THE EXERCISE: Every record must be repeated exactly; omit any pictures they contain.
══ INPUT FOR THIS TASK
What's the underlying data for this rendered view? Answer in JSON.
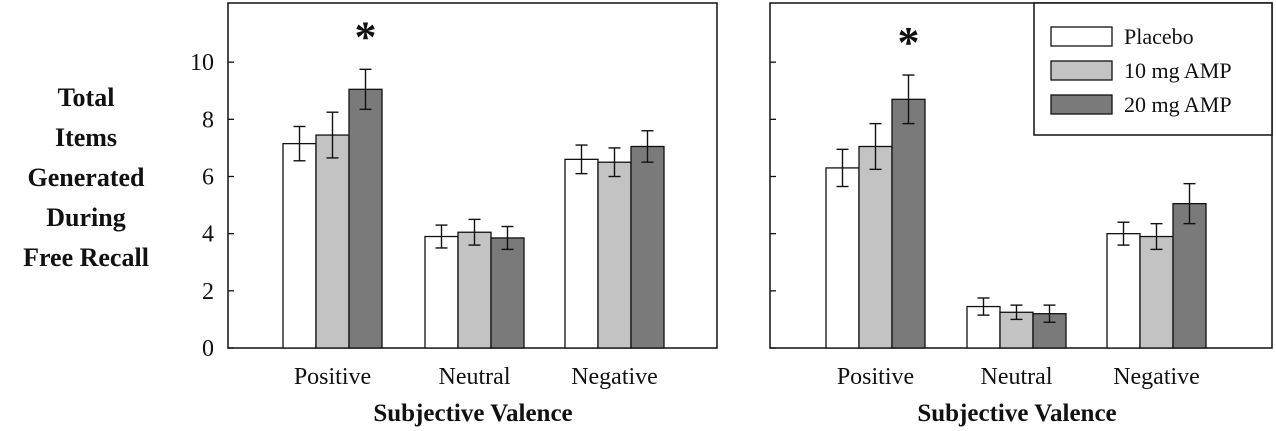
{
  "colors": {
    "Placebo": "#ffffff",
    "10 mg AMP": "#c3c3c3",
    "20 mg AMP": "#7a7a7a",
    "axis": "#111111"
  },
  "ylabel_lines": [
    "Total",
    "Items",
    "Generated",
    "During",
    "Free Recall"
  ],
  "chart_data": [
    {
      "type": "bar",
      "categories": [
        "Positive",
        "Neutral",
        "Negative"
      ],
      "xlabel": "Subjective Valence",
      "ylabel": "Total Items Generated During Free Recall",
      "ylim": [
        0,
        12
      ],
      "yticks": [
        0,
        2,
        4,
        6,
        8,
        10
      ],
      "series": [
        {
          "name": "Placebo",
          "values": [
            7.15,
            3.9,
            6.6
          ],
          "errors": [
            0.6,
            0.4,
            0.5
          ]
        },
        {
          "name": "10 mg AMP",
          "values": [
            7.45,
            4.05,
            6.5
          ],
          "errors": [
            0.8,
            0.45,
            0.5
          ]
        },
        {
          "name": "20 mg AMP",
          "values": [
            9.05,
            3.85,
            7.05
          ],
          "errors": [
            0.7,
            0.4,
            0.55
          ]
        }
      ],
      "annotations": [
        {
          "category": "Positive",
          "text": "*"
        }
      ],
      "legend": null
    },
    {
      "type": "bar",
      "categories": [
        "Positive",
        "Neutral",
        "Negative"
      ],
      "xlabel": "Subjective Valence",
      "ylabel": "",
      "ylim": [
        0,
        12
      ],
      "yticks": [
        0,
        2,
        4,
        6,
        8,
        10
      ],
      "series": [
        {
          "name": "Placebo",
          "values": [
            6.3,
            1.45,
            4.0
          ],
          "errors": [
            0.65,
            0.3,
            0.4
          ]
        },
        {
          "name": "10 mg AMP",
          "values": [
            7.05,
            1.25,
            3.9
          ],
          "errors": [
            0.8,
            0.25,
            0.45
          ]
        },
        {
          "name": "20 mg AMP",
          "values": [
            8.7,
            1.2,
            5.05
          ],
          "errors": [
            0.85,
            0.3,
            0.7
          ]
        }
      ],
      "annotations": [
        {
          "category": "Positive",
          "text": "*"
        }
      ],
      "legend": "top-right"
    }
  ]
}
════
SOLUTION:
What's the underlying data for this rendered view? Answer in JSON.
{
  "colors": {
    "Placebo": "#ffffff",
    "10 mg AMP": "#c3c3c3",
    "20 mg AMP": "#7a7a7a",
    "axis": "#111111"
  },
  "ylabel_lines": [
    "Total",
    "Items",
    "Generated",
    "During",
    "Free Recall"
  ],
  "chart_data": [
    {
      "type": "bar",
      "categories": [
        "Positive",
        "Neutral",
        "Negative"
      ],
      "xlabel": "Subjective Valence",
      "ylabel": "Total Items Generated During Free Recall",
      "ylim": [
        0,
        12
      ],
      "yticks": [
        0,
        2,
        4,
        6,
        8,
        10
      ],
      "series": [
        {
          "name": "Placebo",
          "values": [
            7.15,
            3.9,
            6.6
          ],
          "errors": [
            0.6,
            0.4,
            0.5
          ]
        },
        {
          "name": "10 mg AMP",
          "values": [
            7.45,
            4.05,
            6.5
          ],
          "errors": [
            0.8,
            0.45,
            0.5
          ]
        },
        {
          "name": "20 mg AMP",
          "values": [
            9.05,
            3.85,
            7.05
          ],
          "errors": [
            0.7,
            0.4,
            0.55
          ]
        }
      ],
      "annotations": [
        {
          "category": "Positive",
          "text": "*"
        }
      ],
      "legend": null
    },
    {
      "type": "bar",
      "categories": [
        "Positive",
        "Neutral",
        "Negative"
      ],
      "xlabel": "Subjective Valence",
      "ylabel": "",
      "ylim": [
        0,
        12
      ],
      "yticks": [
        0,
        2,
        4,
        6,
        8,
        10
      ],
      "series": [
        {
          "name": "Placebo",
          "values": [
            6.3,
            1.45,
            4.0
          ],
          "errors": [
            0.65,
            0.3,
            0.4
          ]
        },
        {
          "name": "10 mg AMP",
          "values": [
            7.05,
            1.25,
            3.9
          ],
          "errors": [
            0.8,
            0.25,
            0.45
          ]
        },
        {
          "name": "20 mg AMP",
          "values": [
            8.7,
            1.2,
            5.05
          ],
          "errors": [
            0.85,
            0.3,
            0.7
          ]
        }
      ],
      "annotations": [
        {
          "category": "Positive",
          "text": "*"
        }
      ],
      "legend": "top-right"
    }
  ]
}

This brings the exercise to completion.